**PROBLEM 1**
Answer these about the patch thread:
(a) Which patch version did Derrick Stolee send in response to Jakub's feedback on v4?
(b) Options in which struct cause the commit-walk logic to be redirected to the new methods?
(c) Which command is named as the one underlying 'git log --graph'?
**PROBLEM 2**
List every person named on a "Thread" header line in the patch thread, each once.
**PROBLEM 3**
Continue the patch thread from where it stops.

Re: [PATCH v4 0/7] Use generation numbers for --topo-order

2018-11-01 Thread Junio C Hamano
Derrick Stolee  writes:

>> Review discussions seem to have petered out.  Would we merge this to
>> 'next' and start cooking, perhaps for the remainder of this cycle?
>
> Thanks, but I've just sent a v5 responding to Jakub's feedback on v4. [1]
>
> I'd be happy to let it sit in next until you feel it has cooked long
> enough. I'm available to respond to feedback in the form of new
> topics.

OK.  I'm quite happy to see this round of review helped greatly by
Jakub, by the way.

THanks, both.


Re: [PATCH v4 0/7] Use generation numbers for --topo-order

2018-11-01 Thread Derrick Stolee

On 11/1/2018 1:21 AM, Junio C Hamano wrote:

"Derrick Stolee via GitGitGadget"  writes:


This patch series performs a decently-sized refactoring of the revision-walk
machinery. Well, "refactoring" is probably the wrong word, as I don't
actually remove the old code. Instead, when we see certain options in the
'rev_info' struct, we redirect the commit-walk logic to a new set of methods
that distribute the workload differently. By using generation numbers in the
commit-graph, we can significantly improve 'git log --graph' commands (and
the underlying 'git rev-list --topo-order').

Review discussions seem to have petered out.  Would we merge this to
'next' and start cooking, perhaps for the remainder of this cycle?


Thanks, but I've just sent a v5 responding to Jakub's feedback on v4. [1]

I'd be happy to let it sit in next until you feel it has cooked long 
enough. I'm available to respond to feedback in the form of new topics.


Thanks,
-Stolee

[1] 
https://public-inbox.org/git/20181101134623.84055-1-dsto...@microsoft.com/T/#u


Re: [PATCH v4 0/7] Use generation numbers for --topo-order

2018-10-31 Thread Junio C Hamano
"Derrick Stolee via GitGitGadget"  writes:

> This patch series performs a decently-sized refactoring of the revision-walk
> machinery. Well, "refactoring" is probably the wrong word, as I don't
> actually remove the old code. Instead, when we see certain options in the
> 'rev_info' struct, we redirect the commit-walk logic to a new set of methods
> that distribute the workload differently. By using generation numbers in the
> commit-graph, we can significantly improve 'git log --graph' commands (and
> the underlying 'git rev-list --topo-order').

Review discussions seem to have petered out.  Would we merge this to
'next' and start cooking, perhaps for the remainder of this cycle?


Re: [PATCH v4 0/7] Use generation numbers for --topo-order

2018-10-21 Thread Jakub Narebski
"Derrick Stolee via GitGitGadget"  writes:

> This patch series performs a decently-sized refactoring of the revision-walk
> machinery. Well, "refactoring" is probably the wrong word, as I don't
> actually remove the old code. Instead, when we see certain options in the
> 'rev_info' struct, we redirect the commit-walk logic to a new set of methods
> that distribute the workload differently. By using generation numbers in the
> commit-graph, we can significantly improve 'git log --graph' commands (and
> the underlying 'git rev-list --topo-order').

**DATASET SECTION**
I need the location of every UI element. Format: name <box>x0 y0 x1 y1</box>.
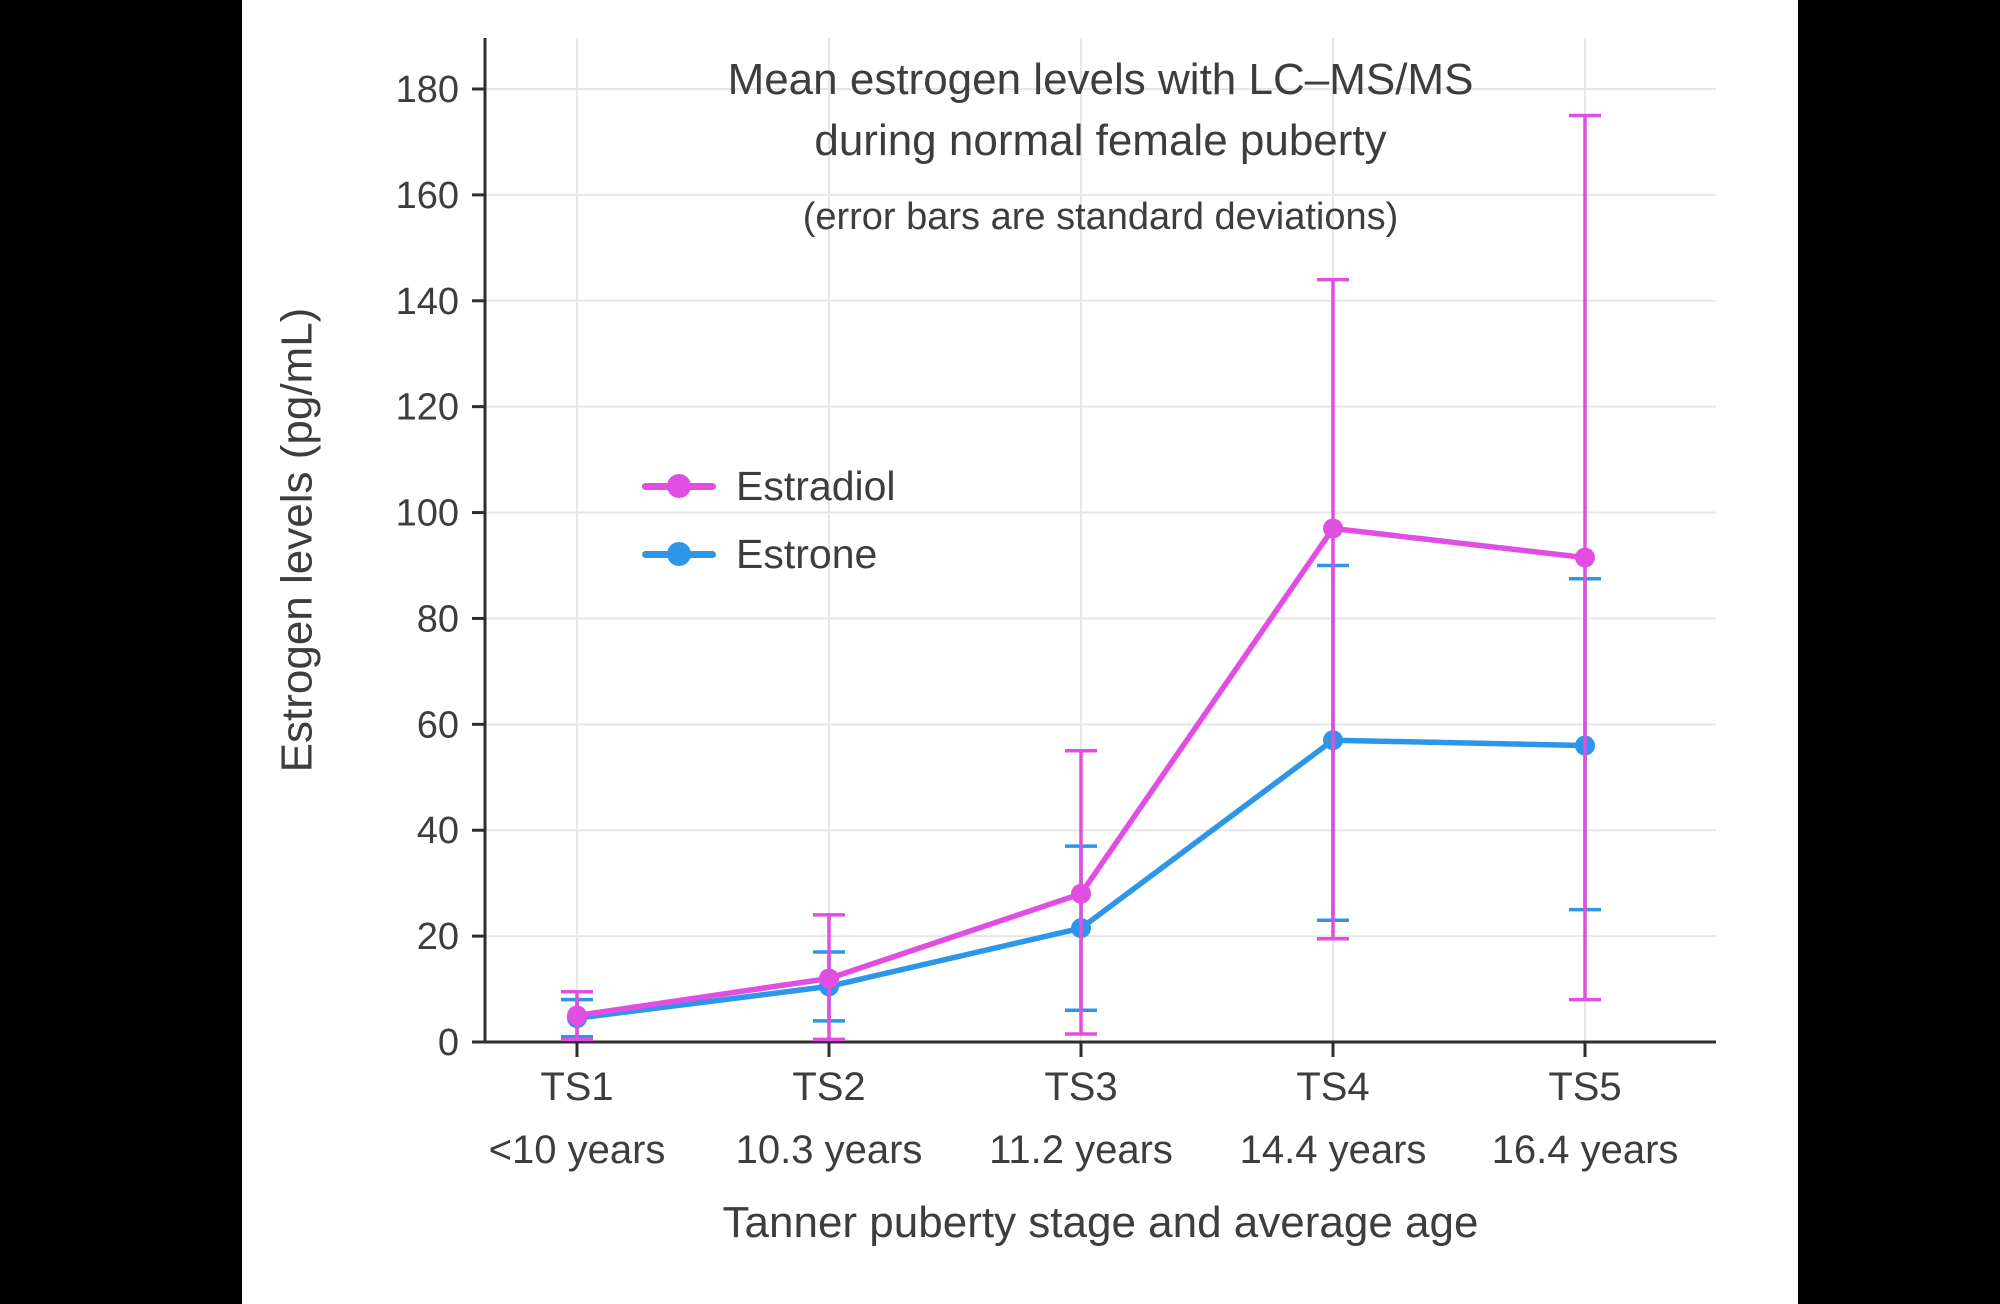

**EXERCISE RESULT 1**
(a) v5
(b) 'rev_info'
(c) 'git rev-list --topo-order'

**EXERCISE RESULT 2**
Junio C Hamano
Derrick Stolee
Jakub Narebski

**EXERCISE RESULT 3**
>
> On the Linux repository, I got the following performance results when
> comparing to the previous version with or without a commit-graph:
>
> Test: git rev-list --topo-order -100 HEAD
> HEAD~1, no commit-graph: 6.80 s
> HEAD~1, w/ commit-graph: 0.77 s
>   HEAD, w/ commit-graph: 0.02 s
>
> Test: git rev-list --topo-order -100 HEAD -- tools
> HEAD~1, no commit-graph: 9.63 s
> HEAD~1, w/ commit-graph: 6.06 s
>   HEAD, w/ commit-graph: 0.06 s

I wonder if we could make use of existing infrstructure in 't/perf/' to
perform those benchmarks for us (perhaps augmented with large
repository, and only if requested -- similarly to how long tests are
handled).

--
Jakub Narębski


[PATCH v4 0/7] Use generation numbers for --topo-order

2018-10-16 Thread Derrick Stolee via GitGitGadget
This patch series performs a decently-sized refactoring of the revision-walk
machinery. Well, "refactoring" is probably the wrong word, as I don't
actually remove the old code. Instead, when we see certain options in the
'rev_info' struct, we redirect the commit-walk logic to a new set of methods
that distribute the workload differently. By using generation numbers in the
commit-graph, we can significantly improve 'git log --graph' commands (and
the underlying 'git rev-list --topo-order').

On the Linux repository, I got the following performance results when
comparing to the previous version with or without a commit-graph:

Test: git rev-list --topo-order -100 HEAD
HEAD~1, no commit-graph: 6.80 s
HEAD~1, w/ commit-graph: 0.77 s
  HEAD, w/ commit-graph: 0.02 s

Test: git rev-list --topo-order -100 HEAD -- tools
HEAD~1, no commit-graph: 9.63 s
HEAD~1, w/ commit-graph: 6.06 s
  HEAD, w/ commit-graph: 0.06 s

If you want to read this series but are unfamiliar with the commit-graph and
generation numbers, then I recommend reading 
Documentation/technical/commit-graph.txt or a blob post [1] I wrote on the
subject. In particular, the three-part walk described in "revision.c:
refactor basic topo-order logic" is present (but underexplained) as an
animated PNG [2].

Since revision.c is an incredibly important (and old) portion of the
codebase -- and because there are so many orthogonal options in 'struct
rev_info' -- I consider this submission to be "RFC quality". That is, I am
not confident that I am not missing anything, or that my solution is the
best it can be. I did merge this branch with ds/commit-graph-with-grafts and
the "DO-NOT-MERGE: write and read commit-graph always" commit that computes
a commit-graph with every 'git commit' command. The test suite passed with
that change, available on GitHub [3]. To ensure that I cover at least the
case I think are interesting, I added tests to t6600-test-reach.sh to verify
the walks report the correct results for the three cases there (no
commit-graph, full commit-graph, and a partial commit-graph so the walk
starts at GENERATION_NUMBER_INFINITY).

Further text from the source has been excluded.